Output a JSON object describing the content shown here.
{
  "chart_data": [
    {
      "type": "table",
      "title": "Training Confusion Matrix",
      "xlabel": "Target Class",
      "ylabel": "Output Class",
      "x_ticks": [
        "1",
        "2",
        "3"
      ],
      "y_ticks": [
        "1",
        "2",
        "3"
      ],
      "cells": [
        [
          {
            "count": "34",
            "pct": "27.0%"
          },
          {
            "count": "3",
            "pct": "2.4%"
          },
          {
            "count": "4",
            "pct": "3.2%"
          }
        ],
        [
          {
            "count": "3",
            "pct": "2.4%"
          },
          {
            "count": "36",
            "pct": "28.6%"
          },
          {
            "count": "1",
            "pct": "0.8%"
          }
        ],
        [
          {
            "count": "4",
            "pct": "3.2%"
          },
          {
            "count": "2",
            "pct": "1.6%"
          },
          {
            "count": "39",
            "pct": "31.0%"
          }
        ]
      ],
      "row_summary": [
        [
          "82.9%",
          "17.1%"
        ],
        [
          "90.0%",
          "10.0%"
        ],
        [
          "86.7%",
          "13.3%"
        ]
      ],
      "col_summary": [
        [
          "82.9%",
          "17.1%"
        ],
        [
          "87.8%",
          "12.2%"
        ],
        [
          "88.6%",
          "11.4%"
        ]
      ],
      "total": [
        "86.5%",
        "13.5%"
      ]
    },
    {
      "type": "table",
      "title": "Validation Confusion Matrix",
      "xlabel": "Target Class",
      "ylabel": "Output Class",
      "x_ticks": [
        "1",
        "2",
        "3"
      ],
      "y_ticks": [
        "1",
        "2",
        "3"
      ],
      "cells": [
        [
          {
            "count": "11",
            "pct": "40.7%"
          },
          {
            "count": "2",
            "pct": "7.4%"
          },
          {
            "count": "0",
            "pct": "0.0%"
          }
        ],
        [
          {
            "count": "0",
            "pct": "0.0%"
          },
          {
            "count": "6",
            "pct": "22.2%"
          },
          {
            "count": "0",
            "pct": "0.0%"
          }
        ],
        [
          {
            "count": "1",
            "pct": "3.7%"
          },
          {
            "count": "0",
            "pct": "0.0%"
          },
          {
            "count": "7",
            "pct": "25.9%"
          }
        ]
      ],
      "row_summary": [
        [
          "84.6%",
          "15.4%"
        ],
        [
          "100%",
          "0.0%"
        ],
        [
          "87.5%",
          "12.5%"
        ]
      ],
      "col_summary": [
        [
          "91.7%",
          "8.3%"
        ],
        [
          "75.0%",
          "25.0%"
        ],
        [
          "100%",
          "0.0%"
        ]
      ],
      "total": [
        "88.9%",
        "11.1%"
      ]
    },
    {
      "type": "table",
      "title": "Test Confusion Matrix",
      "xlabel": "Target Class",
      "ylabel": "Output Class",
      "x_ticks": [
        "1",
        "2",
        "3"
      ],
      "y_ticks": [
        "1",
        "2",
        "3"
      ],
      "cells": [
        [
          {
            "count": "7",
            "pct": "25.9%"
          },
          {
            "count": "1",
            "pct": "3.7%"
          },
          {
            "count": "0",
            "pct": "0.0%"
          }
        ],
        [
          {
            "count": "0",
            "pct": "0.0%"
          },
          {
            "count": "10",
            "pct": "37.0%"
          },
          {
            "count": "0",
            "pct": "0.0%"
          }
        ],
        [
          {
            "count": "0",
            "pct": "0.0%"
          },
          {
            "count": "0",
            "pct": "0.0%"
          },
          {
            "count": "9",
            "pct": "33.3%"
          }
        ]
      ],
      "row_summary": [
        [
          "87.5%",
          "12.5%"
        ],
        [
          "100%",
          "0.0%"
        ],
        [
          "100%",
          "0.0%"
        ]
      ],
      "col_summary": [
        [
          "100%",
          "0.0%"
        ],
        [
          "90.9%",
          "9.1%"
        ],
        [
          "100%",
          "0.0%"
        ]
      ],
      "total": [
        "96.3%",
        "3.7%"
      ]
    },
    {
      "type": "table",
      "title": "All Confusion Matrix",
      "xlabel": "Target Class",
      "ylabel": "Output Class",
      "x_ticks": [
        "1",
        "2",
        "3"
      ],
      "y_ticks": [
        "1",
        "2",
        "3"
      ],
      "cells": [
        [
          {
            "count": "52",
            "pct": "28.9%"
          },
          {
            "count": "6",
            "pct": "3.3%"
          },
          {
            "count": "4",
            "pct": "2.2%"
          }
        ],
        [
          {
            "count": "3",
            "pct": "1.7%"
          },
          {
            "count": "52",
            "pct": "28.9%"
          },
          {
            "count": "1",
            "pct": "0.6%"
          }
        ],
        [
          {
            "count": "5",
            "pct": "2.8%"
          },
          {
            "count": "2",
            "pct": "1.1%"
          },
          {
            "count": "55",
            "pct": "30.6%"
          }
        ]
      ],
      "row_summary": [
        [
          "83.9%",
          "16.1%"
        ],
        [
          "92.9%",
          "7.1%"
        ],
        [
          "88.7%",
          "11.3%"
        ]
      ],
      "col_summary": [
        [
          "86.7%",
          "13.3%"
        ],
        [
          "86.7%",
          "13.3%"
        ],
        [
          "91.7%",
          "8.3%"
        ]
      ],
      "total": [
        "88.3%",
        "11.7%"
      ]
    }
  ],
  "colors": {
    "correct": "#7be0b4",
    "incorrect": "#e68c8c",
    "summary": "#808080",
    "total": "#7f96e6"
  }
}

===============

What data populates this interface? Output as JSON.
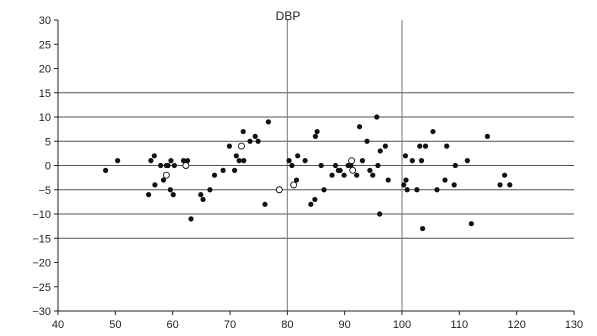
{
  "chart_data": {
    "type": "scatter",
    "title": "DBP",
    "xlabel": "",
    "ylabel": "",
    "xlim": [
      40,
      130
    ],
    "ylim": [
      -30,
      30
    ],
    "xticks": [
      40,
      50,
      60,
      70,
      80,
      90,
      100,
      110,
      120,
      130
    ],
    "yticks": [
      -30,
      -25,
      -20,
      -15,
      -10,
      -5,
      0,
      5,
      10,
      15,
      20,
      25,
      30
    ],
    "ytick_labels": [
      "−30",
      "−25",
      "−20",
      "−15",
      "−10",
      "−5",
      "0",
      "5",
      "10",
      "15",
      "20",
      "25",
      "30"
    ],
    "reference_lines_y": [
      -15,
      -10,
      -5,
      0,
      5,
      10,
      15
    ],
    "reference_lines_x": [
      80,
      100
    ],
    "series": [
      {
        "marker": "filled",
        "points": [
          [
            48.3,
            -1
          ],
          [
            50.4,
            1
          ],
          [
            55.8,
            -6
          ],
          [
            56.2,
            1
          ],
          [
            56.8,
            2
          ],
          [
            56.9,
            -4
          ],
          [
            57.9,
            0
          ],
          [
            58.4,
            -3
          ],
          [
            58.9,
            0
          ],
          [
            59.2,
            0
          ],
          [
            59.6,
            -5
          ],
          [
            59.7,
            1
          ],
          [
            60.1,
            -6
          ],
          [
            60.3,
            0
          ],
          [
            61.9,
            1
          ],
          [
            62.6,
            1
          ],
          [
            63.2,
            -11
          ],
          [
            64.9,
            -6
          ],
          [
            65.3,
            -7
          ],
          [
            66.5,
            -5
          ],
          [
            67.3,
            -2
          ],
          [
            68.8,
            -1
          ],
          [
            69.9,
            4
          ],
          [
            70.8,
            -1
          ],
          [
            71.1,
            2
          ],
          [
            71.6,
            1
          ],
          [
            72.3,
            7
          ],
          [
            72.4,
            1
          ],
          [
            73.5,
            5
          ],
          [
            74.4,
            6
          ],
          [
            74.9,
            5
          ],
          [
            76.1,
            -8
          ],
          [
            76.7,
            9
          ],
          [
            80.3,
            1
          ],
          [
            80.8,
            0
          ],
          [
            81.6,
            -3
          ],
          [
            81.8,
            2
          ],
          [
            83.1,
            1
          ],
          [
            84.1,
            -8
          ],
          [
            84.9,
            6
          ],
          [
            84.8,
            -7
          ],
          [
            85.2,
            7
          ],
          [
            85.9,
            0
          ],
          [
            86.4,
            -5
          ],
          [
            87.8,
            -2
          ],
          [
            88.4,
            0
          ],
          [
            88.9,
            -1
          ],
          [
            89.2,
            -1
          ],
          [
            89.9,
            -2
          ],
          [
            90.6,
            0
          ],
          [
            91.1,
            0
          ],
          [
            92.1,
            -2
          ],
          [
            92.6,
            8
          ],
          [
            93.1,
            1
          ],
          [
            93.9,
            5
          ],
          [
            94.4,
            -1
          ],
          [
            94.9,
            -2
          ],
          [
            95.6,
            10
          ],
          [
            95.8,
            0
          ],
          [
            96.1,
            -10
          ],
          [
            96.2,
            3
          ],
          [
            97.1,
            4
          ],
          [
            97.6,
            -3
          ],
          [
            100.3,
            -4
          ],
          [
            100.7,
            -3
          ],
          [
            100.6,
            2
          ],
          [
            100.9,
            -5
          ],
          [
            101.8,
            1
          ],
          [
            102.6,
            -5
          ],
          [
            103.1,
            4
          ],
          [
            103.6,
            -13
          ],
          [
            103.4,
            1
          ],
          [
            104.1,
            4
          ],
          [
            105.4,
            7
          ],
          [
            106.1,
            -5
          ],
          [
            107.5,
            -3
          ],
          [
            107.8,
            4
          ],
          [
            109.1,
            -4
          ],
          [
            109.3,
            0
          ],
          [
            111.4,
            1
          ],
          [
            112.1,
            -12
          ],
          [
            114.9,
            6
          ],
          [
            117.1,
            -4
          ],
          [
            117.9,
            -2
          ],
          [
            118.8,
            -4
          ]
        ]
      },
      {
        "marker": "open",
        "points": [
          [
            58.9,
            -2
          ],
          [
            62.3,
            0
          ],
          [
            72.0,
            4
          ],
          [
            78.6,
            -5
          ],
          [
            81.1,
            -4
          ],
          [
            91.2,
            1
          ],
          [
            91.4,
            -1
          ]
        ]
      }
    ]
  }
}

===============

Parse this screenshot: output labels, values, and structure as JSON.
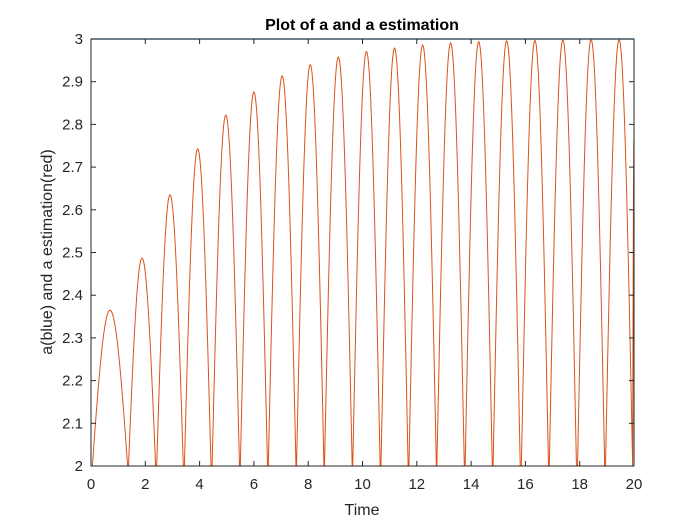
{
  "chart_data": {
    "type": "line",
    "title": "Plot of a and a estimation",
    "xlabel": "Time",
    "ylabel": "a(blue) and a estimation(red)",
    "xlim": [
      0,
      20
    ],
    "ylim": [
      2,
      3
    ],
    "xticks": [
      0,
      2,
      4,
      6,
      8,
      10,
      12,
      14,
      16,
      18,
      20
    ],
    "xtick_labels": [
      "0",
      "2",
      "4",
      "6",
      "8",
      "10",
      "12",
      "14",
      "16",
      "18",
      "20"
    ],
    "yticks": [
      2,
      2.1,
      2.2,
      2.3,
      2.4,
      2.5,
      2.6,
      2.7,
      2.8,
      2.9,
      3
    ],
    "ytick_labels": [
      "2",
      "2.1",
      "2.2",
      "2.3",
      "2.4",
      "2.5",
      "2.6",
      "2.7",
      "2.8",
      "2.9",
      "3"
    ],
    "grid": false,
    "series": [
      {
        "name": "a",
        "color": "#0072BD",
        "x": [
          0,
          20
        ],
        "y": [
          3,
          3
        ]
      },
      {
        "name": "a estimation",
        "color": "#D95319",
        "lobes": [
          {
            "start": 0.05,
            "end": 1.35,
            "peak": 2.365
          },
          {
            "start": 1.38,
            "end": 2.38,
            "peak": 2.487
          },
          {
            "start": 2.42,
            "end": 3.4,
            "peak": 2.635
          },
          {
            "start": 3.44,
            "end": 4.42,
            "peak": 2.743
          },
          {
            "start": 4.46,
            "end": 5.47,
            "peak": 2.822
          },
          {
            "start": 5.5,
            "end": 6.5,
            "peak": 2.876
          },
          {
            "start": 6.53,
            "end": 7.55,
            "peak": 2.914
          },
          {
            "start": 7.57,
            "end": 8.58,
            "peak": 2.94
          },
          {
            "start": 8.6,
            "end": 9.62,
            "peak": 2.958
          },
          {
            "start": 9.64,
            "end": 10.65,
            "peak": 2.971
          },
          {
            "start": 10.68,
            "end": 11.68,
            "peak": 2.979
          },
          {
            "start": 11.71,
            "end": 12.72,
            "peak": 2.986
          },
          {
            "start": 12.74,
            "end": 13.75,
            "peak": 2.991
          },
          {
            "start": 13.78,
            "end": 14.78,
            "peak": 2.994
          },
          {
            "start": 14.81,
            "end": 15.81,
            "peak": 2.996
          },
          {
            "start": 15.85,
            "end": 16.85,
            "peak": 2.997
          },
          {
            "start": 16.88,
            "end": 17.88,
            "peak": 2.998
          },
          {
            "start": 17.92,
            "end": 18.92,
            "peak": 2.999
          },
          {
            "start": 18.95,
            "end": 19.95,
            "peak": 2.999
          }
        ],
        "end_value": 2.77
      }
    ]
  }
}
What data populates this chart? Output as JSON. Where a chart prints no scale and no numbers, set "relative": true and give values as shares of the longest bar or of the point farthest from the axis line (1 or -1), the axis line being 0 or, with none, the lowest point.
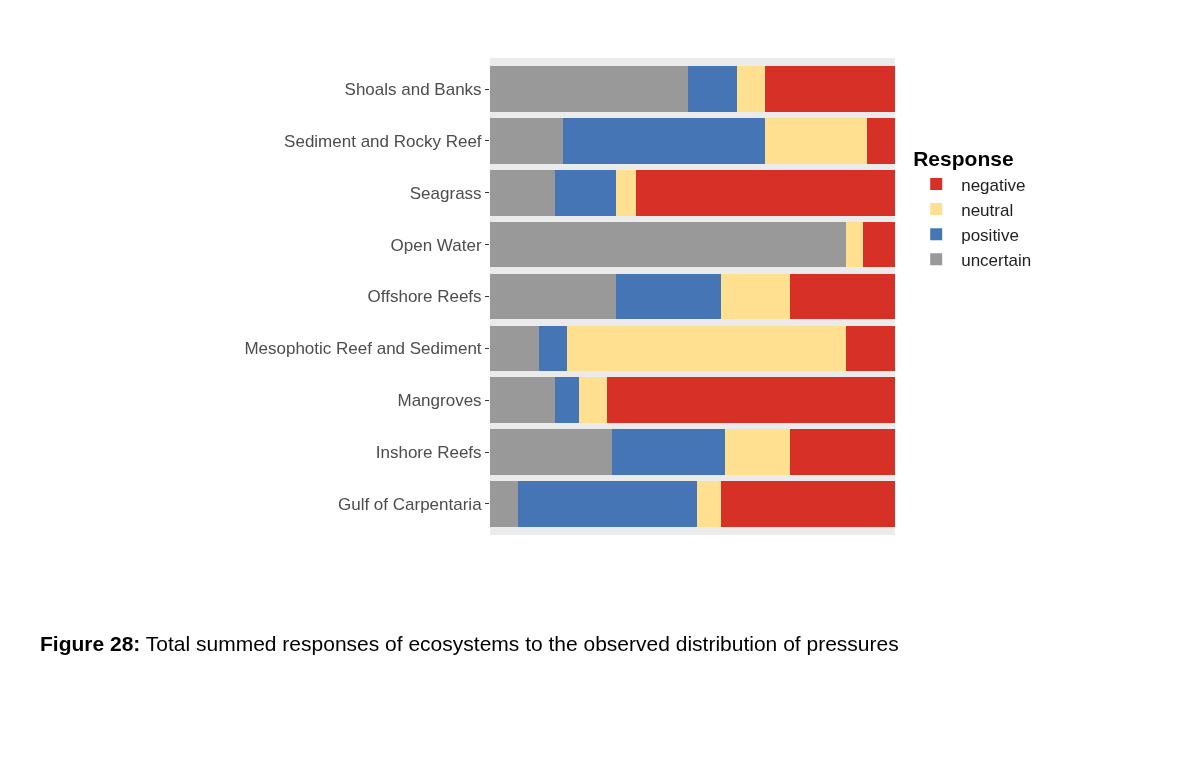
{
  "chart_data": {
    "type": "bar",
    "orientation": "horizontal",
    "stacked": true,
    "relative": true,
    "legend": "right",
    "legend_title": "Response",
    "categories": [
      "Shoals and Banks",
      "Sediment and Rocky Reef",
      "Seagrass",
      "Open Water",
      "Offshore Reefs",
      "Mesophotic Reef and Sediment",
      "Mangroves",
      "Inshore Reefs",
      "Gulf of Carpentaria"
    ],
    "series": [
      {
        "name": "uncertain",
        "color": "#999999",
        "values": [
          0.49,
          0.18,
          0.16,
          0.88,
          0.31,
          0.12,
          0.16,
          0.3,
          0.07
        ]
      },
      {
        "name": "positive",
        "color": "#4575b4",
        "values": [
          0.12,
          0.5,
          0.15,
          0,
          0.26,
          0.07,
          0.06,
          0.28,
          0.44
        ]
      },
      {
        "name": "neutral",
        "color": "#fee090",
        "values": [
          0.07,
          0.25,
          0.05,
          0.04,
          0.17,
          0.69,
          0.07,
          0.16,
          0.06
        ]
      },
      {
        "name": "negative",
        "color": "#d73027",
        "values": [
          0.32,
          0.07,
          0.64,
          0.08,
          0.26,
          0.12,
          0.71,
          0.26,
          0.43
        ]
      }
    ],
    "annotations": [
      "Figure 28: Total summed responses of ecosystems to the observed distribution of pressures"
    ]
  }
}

===============

- PROBLEM TO WORK ON
Report only how many lines of the listing hold the word "name".

- EXERCISE RESPONSE
6